Reading text
________________________

P.S. wherever you're lurking right now Bruckie, don't take it the wrong way. Your music is pretty rad, bro.


----------



## clavichorder

So, this is both funny and maybe kind of creepy:

In this segment of my dream, my brother and I were standing by the side yard of our house, between our property and our neighbor's. Then we saw my other neighbor, who is actually a Finnish man, with a gas tank, soaking the side of their house with gasoline. This guy is a neighbor that we like, and the neighbors who were now getting gasoline poured on their house are kind of bad neighbors. And as he was lighting a match to the soaked side of the house, he said, "its time for them to remodel" in his Finnish accent. Then my brother and I got hoses and put it out after it burned a while, and the neighbors whose house was burning, seemed not to care and accept that they had a new project to work on.

That's the more 'real' part of that night of dreaming. Here is a taste of how the rest went:

There was one point in that night of dreaming
Where I had government people chasing me.
And they put me into this world that was 2 dimensional.
Where I was a bead.
And the king of that world was called Saladin.
And I had offended Saladin.



Not joking.

________________________

Given entries

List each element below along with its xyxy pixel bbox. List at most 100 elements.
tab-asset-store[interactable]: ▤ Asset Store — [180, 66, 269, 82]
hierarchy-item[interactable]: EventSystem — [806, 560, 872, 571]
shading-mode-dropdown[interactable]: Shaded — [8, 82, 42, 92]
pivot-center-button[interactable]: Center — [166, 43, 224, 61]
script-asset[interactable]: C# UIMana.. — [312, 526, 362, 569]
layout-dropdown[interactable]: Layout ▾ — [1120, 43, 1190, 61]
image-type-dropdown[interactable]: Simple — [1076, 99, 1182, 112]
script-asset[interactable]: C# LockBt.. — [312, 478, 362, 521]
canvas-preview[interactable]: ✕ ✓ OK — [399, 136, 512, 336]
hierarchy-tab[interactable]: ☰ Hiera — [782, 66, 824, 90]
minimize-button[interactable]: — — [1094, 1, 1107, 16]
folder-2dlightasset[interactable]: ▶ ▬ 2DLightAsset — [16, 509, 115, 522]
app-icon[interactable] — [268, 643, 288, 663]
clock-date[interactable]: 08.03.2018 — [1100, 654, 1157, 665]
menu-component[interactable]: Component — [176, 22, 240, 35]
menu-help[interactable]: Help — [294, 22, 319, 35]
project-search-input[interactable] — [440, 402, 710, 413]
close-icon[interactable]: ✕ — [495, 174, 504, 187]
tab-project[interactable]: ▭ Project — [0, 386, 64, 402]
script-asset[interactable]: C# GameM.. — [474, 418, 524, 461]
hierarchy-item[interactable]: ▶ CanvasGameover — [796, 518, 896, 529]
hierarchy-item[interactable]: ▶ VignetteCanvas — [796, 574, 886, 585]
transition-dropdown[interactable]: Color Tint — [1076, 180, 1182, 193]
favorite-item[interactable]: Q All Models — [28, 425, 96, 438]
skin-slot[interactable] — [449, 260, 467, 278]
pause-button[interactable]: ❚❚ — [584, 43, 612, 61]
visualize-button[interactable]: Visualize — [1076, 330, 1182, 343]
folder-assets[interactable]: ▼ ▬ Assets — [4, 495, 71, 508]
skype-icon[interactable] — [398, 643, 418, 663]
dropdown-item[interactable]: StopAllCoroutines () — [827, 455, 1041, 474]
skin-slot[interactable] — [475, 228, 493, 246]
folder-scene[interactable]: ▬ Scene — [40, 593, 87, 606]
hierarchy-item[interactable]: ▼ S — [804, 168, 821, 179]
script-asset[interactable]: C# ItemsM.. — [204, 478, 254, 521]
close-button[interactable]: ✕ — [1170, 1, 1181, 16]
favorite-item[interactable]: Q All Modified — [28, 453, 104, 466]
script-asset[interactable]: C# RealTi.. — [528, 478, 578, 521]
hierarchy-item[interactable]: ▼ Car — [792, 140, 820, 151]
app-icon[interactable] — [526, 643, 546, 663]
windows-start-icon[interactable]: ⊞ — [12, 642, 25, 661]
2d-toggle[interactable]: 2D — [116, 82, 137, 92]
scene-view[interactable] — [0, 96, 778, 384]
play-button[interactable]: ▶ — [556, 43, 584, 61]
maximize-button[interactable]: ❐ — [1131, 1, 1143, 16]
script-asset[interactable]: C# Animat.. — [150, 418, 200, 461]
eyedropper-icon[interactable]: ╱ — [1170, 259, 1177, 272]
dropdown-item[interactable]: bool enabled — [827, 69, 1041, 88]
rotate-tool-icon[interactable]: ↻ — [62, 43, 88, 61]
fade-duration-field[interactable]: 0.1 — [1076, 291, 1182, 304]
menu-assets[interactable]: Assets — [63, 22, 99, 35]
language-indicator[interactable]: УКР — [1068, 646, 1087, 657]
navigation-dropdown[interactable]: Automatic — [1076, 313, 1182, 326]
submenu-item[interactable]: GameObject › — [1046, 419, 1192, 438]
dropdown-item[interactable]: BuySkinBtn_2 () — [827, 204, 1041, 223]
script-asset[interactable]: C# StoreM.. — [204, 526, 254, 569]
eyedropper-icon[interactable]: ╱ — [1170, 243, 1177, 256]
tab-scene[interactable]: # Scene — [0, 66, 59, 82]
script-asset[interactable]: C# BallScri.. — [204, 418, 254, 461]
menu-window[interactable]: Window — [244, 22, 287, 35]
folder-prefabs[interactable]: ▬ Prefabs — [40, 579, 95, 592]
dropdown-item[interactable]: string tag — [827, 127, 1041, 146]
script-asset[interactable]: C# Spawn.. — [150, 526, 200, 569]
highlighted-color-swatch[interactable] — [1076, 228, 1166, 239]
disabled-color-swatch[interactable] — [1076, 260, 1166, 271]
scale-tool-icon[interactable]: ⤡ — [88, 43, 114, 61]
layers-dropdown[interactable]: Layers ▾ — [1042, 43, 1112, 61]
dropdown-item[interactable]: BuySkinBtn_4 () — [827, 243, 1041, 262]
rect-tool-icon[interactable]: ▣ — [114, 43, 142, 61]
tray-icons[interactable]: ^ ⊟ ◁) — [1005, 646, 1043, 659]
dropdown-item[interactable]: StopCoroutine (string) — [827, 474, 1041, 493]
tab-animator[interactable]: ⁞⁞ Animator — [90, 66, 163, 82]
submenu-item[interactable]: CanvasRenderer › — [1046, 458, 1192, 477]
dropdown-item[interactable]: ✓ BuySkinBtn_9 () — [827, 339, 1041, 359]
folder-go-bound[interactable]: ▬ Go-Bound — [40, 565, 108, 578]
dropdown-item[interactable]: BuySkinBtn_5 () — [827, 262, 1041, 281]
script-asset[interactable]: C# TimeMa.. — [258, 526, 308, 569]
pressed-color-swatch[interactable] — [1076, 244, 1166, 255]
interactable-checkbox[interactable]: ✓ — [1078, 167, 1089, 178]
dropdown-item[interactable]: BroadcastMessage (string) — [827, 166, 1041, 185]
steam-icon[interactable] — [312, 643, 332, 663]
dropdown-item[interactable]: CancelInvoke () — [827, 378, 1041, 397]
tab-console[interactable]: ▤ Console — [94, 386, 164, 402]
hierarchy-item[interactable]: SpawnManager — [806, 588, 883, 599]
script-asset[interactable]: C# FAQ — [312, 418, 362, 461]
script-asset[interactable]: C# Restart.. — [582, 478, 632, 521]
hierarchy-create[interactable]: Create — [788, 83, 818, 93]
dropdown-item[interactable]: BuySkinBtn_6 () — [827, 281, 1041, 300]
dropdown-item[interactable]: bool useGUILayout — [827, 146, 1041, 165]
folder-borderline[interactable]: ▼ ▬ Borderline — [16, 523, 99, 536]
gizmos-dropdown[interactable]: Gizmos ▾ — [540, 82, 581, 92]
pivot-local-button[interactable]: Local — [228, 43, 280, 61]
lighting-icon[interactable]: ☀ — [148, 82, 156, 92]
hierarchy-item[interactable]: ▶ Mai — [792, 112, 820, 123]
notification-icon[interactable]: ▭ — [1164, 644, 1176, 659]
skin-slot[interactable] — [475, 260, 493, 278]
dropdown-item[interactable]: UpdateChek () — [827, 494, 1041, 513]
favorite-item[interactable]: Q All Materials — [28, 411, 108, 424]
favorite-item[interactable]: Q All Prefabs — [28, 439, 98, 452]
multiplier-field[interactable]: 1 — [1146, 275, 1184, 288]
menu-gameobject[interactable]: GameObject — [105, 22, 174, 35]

________________________

Work request
Could you reproduce the dream post word for word, from "In this segment" up to and including "people chasing me."? The records come from a different source than the text.

Exercise answer
In this segment of my dream, my brother and I were standing by the side yard of our house, between our property and our neighbor's. Then we saw my other neighbor, who is actually a Finnish man, with a gas tank, soaking the side of their house with gasoline. This guy is a neighbor that we like, and the neighbors who were now getting gasoline poured on their house are kind of bad neighbors. And as he was lighting a match to the soaked side of the house, he said, "its time for them to remodel" in his Finnish accent. Then my brother and I got hoses and put it out after it burned a while, and the neighbors whose house was burning, seemed not to care and accept that they had a new project to work on.

That's the more 'real' part of that night of dreaming. Here is a taste of how the rest went:

There was one point in that night of dreaming
Where I had government people chasing me.